- [Texto para analizar]:
Rastro y rastreadores

El rastro que está dejando la falta de rastreadores es el mejor exponente de la política de campanario

Después de seis meses de pandemia tendríamos que haber aprendido que ante la actual situación deberíamos mostrarnos más humildes. Lejos de tener controlado al coronavirus y sus efectos, la realidad es que es él quien nos domina y que nuestra actitud no pasa de ser una posición defensiva. Nuestra civilización, soberbia y suficiente, capaz de mandar al hombre a la Luna o realizar los trasplantes de los órganos más delicados del cuerpo humano, no podía esperar que un virus pudiera mostrar de forma tan descarnada tanta fragilidad. Pero es exactamente lo que nos está sucediendo. Por eso resulta ridículo ver cómo algunos responsables políticos presentan los resultados de la infección, cuando los datos les son favorables, como un éxito de su política preventiva, para pasar acto seguido a desaparecer de la escena o a enredarse en excusas cuando el viento cambia y el número de contagiados empieza a subir en su territorio.

Ahora resulta infantil y grotesca la actitud de algunos gobiernos regionales que entendieron que la desescalada era una carrera deportiva en la que se premiaba al que llegara antes al final del recorrido, aunque fuera ocultando o sorteando riesgos futuros. Muchos tenemos la sensación de que el estado de alarma concluyó precipitadamente y de que una razonable prolongación hubiera evitado brotes y contagios que al final han representado un daño económico y sanitario mayor del que se quería evitar. Pero entonces solo se veía una mano negra del Gobierno central que caprichosamente y con el exclusivo interés de dañar a determinadas provincias trató de retrasar el pase de una fase a otra. Nadie ahora podría mantener sin ruborizarse aquellas provincianas críticas que tantos discursos políticos ocuparon.

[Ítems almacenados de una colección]
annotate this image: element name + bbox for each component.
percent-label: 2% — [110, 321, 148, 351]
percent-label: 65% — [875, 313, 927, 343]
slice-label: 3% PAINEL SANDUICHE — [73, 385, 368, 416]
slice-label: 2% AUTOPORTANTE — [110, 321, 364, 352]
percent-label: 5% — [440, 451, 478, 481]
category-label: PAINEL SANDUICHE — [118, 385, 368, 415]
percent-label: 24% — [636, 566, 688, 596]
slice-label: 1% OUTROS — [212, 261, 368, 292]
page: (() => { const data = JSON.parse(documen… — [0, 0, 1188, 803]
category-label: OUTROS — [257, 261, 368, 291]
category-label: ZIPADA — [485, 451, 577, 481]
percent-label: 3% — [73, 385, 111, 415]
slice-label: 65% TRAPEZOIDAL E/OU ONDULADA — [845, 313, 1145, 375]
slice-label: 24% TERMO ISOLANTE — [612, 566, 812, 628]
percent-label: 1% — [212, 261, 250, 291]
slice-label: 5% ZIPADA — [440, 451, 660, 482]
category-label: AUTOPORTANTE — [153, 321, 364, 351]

- [Ejercicio]:
Escribe la continuación del artículo de opinión sobre la falta de rastreadores, empezando justo después de su última frase. Los ítems no tienen ningún papel en este ejercicio.

- [Respuesta]:
La responsabilidad de los gobiernos regionales no era otra que prevenirnos para una posible segunda ola y la realidad es que comenzamos a saber que no todos los compromisos y acuerdos se están cumpliendo. El rigor y la seriedad política exigiría que los elementos esenciales para combatir los brotes fueran ya un hecho consumado y una realidad en todas las comunidades autónomas, pero la desagradable sorpresa está en que precisamente aquellas que se destacaron por la crítica y la protesta ante el Gobierno central muestran avergonzadas que ni cumplieron ni cumplen con lo prometido. El rastro que está dejando la falta de rastreadores es el mejor exponente de la política de campanario con las que algunos gobiernos pensaban combatir la pandemia.